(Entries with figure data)
_ _ _

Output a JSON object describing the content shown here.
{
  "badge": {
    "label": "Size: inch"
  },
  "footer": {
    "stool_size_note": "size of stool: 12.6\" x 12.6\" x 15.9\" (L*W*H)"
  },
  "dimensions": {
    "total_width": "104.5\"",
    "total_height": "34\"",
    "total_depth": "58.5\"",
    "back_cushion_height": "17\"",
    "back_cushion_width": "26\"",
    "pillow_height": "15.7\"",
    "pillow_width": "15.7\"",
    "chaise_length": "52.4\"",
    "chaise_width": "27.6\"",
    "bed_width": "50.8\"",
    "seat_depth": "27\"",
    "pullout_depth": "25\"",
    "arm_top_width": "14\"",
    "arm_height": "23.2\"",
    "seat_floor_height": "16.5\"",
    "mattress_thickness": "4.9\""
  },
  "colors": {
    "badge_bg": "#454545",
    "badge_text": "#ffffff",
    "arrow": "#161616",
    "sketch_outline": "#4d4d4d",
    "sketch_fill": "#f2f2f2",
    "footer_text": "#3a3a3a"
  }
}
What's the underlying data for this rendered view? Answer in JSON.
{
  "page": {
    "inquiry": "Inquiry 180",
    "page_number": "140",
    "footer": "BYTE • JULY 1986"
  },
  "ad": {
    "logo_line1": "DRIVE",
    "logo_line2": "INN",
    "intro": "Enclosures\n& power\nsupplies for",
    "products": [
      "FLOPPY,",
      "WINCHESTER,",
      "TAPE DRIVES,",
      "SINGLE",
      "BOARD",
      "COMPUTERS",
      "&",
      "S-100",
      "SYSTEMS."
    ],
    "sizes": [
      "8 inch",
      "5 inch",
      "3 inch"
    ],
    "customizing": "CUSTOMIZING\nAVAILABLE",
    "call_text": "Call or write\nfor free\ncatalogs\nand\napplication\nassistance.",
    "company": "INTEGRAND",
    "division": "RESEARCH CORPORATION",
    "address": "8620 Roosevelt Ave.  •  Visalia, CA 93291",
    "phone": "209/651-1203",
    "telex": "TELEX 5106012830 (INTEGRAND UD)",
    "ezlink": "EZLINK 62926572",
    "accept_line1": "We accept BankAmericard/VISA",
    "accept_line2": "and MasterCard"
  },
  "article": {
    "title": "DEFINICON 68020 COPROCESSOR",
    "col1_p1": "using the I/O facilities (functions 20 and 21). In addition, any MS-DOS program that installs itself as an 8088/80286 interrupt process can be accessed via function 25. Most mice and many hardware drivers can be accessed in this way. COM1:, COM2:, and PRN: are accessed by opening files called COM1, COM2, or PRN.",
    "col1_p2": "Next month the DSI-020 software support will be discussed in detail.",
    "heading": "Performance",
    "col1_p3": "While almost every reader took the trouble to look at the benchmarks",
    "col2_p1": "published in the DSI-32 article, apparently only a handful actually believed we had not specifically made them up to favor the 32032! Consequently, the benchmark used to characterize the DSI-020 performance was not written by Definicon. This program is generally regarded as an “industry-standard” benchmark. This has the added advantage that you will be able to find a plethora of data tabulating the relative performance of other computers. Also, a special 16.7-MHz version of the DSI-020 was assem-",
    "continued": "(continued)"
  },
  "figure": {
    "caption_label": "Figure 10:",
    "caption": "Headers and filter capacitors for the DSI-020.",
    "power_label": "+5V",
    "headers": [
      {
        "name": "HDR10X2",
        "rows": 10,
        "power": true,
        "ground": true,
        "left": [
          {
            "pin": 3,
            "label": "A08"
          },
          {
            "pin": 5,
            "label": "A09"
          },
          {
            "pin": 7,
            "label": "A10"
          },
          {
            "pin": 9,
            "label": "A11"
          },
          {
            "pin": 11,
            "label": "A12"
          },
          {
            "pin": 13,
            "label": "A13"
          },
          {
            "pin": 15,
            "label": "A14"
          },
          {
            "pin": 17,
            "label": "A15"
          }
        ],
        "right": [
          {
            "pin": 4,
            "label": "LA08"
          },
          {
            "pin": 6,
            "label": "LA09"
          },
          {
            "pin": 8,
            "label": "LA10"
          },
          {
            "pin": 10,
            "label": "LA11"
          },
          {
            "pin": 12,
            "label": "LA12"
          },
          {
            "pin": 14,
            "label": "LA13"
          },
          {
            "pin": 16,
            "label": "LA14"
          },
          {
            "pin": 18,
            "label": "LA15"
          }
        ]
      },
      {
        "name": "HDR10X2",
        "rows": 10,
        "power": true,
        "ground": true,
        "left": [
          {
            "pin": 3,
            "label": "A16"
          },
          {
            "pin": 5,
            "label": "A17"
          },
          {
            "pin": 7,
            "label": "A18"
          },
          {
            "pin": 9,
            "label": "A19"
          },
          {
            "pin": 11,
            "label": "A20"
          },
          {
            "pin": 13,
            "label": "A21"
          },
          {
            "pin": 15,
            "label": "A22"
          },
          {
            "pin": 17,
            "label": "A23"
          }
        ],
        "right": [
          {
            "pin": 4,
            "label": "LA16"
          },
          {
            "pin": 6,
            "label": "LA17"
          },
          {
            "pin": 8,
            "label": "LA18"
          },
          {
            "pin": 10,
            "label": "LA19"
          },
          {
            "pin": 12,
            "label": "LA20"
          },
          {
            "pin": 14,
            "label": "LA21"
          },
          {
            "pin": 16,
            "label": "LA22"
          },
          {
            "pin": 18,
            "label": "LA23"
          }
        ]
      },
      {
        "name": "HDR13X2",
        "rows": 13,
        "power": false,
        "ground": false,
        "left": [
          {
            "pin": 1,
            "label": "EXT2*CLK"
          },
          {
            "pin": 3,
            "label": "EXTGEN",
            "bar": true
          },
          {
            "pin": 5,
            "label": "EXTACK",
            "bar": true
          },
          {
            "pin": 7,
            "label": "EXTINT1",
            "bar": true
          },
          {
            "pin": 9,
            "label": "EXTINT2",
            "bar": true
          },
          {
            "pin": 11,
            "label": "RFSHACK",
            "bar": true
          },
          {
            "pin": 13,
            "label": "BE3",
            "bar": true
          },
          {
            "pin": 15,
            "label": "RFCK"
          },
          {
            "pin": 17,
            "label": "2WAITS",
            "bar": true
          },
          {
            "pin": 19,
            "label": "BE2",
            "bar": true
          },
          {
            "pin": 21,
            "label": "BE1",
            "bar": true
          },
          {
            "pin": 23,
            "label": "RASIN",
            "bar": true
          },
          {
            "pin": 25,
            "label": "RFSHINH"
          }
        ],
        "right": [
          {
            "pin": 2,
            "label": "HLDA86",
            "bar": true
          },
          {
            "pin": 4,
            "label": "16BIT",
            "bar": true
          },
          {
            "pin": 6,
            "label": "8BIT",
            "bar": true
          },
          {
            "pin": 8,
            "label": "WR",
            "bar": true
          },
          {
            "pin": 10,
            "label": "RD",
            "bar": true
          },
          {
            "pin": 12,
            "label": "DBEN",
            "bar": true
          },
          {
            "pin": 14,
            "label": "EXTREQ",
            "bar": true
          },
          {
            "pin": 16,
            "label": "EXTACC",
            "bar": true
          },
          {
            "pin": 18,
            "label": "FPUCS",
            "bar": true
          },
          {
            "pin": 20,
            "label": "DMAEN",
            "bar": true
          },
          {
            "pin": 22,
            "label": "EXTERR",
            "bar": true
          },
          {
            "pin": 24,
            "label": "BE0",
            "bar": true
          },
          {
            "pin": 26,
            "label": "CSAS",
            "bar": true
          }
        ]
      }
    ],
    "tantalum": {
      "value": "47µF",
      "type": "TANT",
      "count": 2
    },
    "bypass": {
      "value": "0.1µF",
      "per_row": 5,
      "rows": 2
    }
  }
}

_ _ _

Repeat all the entries word for word.

• **FINAL ANSWER**
Output a JSON object describing the content shown here.
{
  "badge": {
    "label": "Size: inch"
  },
  "footer": {
    "stool_size_note": "size of stool: 12.6\" x 12.6\" x 15.9\" (L*W*H)"
  },
  "dimensions": {
    "total_width": "104.5\"",
    "total_height": "34\"",
    "total_depth": "58.5\"",
    "back_cushion_height": "17\"",
    "back_cushion_width": "26\"",
    "pillow_height": "15.7\"",
    "pillow_width": "15.7\"",
    "chaise_length": "52.4\"",
    "chaise_width": "27.6\"",
    "bed_width": "50.8\"",
    "seat_depth": "27\"",
    "pullout_depth": "25\"",
    "arm_top_width": "14\"",
    "arm_height": "23.2\"",
    "seat_floor_height": "16.5\"",
    "mattress_thickness": "4.9\""
  },
  "colors": {
    "badge_bg": "#454545",
    "badge_text": "#ffffff",
    "arrow": "#161616",
    "sketch_outline": "#4d4d4d",
    "sketch_fill": "#f2f2f2",
    "footer_text": "#3a3a3a"
  }
}
What's the underlying data for this rendered view? Answer in JSON.
{
  "page": {
    "inquiry": "Inquiry 180",
    "page_number": "140",
    "footer": "BYTE • JULY 1986"
  },
  "ad": {
    "logo_line1": "DRIVE",
    "logo_line2": "INN",
    "intro": "Enclosures\n& power\nsupplies for",
    "products": [
      "FLOPPY,",
      "WINCHESTER,",
      "TAPE DRIVES,",
      "SINGLE",
      "BOARD",
      "COMPUTERS",
      "&",
      "S-100",
      "SYSTEMS."
    ],
    "sizes": [
      "8 inch",
      "5 inch",
      "3 inch"
    ],
    "customizing": "CUSTOMIZING\nAVAILABLE",
    "call_text": "Call or write\nfor free\ncatalogs\nand\napplication\nassistance.",
    "company": "INTEGRAND",
    "division": "RESEARCH CORPORATION",
    "address": "8620 Roosevelt Ave.  •  Visalia, CA 93291",
    "phone": "209/651-1203",
    "telex": "TELEX 5106012830 (INTEGRAND UD)",
    "ezlink": "EZLINK 62926572",
    "accept_line1": "We accept BankAmericard/VISA",
    "accept_line2": "and MasterCard"
  },
  "article": {
    "title": "DEFINICON 68020 COPROCESSOR",
    "col1_p1": "using the I/O facilities (functions 20 and 21). In addition, any MS-DOS program that installs itself as an 8088/80286 interrupt process can be accessed via function 25. Most mice and many hardware drivers can be accessed in this way. COM1:, COM2:, and PRN: are accessed by opening files called COM1, COM2, or PRN.",
    "col1_p2": "Next month the DSI-020 software support will be discussed in detail.",
    "heading": "Performance",
    "col1_p3": "While almost every reader took the trouble to look at the benchmarks",
    "col2_p1": "published in the DSI-32 article, apparently only a handful actually believed we had not specifically made them up to favor the 32032! Consequently, the benchmark used to characterize the DSI-020 performance was not written by Definicon. This program is generally regarded as an “industry-standard” benchmark. This has the added advantage that you will be able to find a plethora of data tabulating the relative performance of other computers. Also, a special 16.7-MHz version of the DSI-020 was assem-",
    "continued": "(continued)"
  },
  "figure": {
    "caption_label": "Figure 10:",
    "caption": "Headers and filter capacitors for the DSI-020.",
    "power_label": "+5V",
    "headers": [
      {
        "name": "HDR10X2",
        "rows": 10,
        "power": true,
        "ground": true,
        "left": [
          {
            "pin": 3,
            "label": "A08"
          },
          {
            "pin": 5,
            "label": "A09"
          },
          {
            "pin": 7,
            "label": "A10"
          },
          {
            "pin": 9,
            "label": "A11"
          },
          {
            "pin": 11,
            "label": "A12"
          },
          {
            "pin": 13,
            "label": "A13"
          },
          {
            "pin": 15,
            "label": "A14"
          },
          {
            "pin": 17,
            "label": "A15"
          }
        ],
        "right": [
          {
            "pin": 4,
            "label": "LA08"
          },
          {
            "pin": 6,
            "label": "LA09"
          },
          {
            "pin": 8,
            "label": "LA10"
          },
          {
            "pin": 10,
            "label": "LA11"
          },
          {
            "pin": 12,
            "label": "LA12"
          },
          {
            "pin": 14,
            "label": "LA13"
          },
          {
            "pin": 16,
            "label": "LA14"
          },
          {
            "pin": 18,
            "label": "LA15"
          }
        ]
      },
      {
        "name": "HDR10X2",
        "rows": 10,
        "power": true,
        "ground": true,
        "left": [
          {
            "pin": 3,
            "label": "A16"
          },
          {
            "pin": 5,
            "label": "A17"
          },
          {
            "pin": 7,
            "label": "A18"
          },
          {
            "pin": 9,
            "label": "A19"
          },
          {
            "pin": 11,
            "label": "A20"
          },
          {
            "pin": 13,
            "label": "A21"
          },
          {
            "pin": 15,
            "label": "A22"
          },
          {
            "pin": 17,
            "label": "A23"
          }
        ],
        "right": [
          {
            "pin": 4,
            "label": "LA16"
          },
          {
            "pin": 6,
            "label": "LA17"
          },
          {
            "pin": 8,
            "label": "LA18"
          },
          {
            "pin": 10,
            "label": "LA19"
          },
          {
            "pin": 12,
            "label": "LA20"
          },
          {
            "pin": 14,
            "label": "LA21"
          },
          {
            "pin": 16,
            "label": "LA22"
          },
          {
            "pin": 18,
            "label": "LA23"
          }
        ]
      },
      {
        "name": "HDR13X2",
        "rows": 13,
        "power": false,
        "ground": false,
        "left": [
          {
            "pin": 1,
            "label": "EXT2*CLK"
          },
          {
            "pin": 3,
            "label": "EXTGEN",
            "bar": true
          },
          {
            "pin": 5,
            "label": "EXTACK",
            "bar": true
          },
          {
            "pin": 7,
            "label": "EXTINT1",
            "bar": true
          },
          {
            "pin": 9,
            "label": "EXTINT2",
            "bar": true
          },
          {
            "pin": 11,
            "label": "RFSHACK",
            "bar": true
          },
          {
            "pin": 13,
            "label": "BE3",
            "bar": true
          },
          {
            "pin": 15,
            "label": "RFCK"
          },
          {
            "pin": 17,
            "label": "2WAITS",
            "bar": true
          },
          {
            "pin": 19,
            "label": "BE2",
            "bar": true
          },
          {
            "pin": 21,
            "label": "BE1",
            "bar": true
          },
          {
            "pin": 23,
            "label": "RASIN",
            "bar": true
          },
          {
            "pin": 25,
            "label": "RFSHINH"
          }
        ],
        "right": [
          {
            "pin": 2,
            "label": "HLDA86",
            "bar": true
          },
          {
            "pin": 4,
            "label": "16BIT",
            "bar": true
          },
          {
            "pin": 6,
            "label": "8BIT",
            "bar": true
          },
          {
            "pin": 8,
            "label": "WR",
            "bar": true
          },
          {
            "pin": 10,
            "label": "RD",
            "bar": true
          },
          {
            "pin": 12,
            "label": "DBEN",
            "bar": true
          },
          {
            "pin": 14,
            "label": "EXTREQ",
            "bar": true
          },
          {
            "pin": 16,
            "label": "EXTACC",
            "bar": true
          },
          {
            "pin": 18,
            "label": "FPUCS",
            "bar": true
          },
          {
            "pin": 20,
            "label": "DMAEN",
            "bar": true
          },
          {
            "pin": 22,
            "label": "EXTERR",
            "bar": true
          },
          {
            "pin": 24,
            "label": "BE0",
            "bar": true
          },
          {
            "pin": 26,
            "label": "CSAS",
            "bar": true
          }
        ]
      }
    ],
    "tantalum": {
      "value": "47µF",
      "type": "TANT",
      "count": 2
    },
    "bypass": {
      "value": "0.1µF",
      "per_row": 5,
      "rows": 2
    }
  }
}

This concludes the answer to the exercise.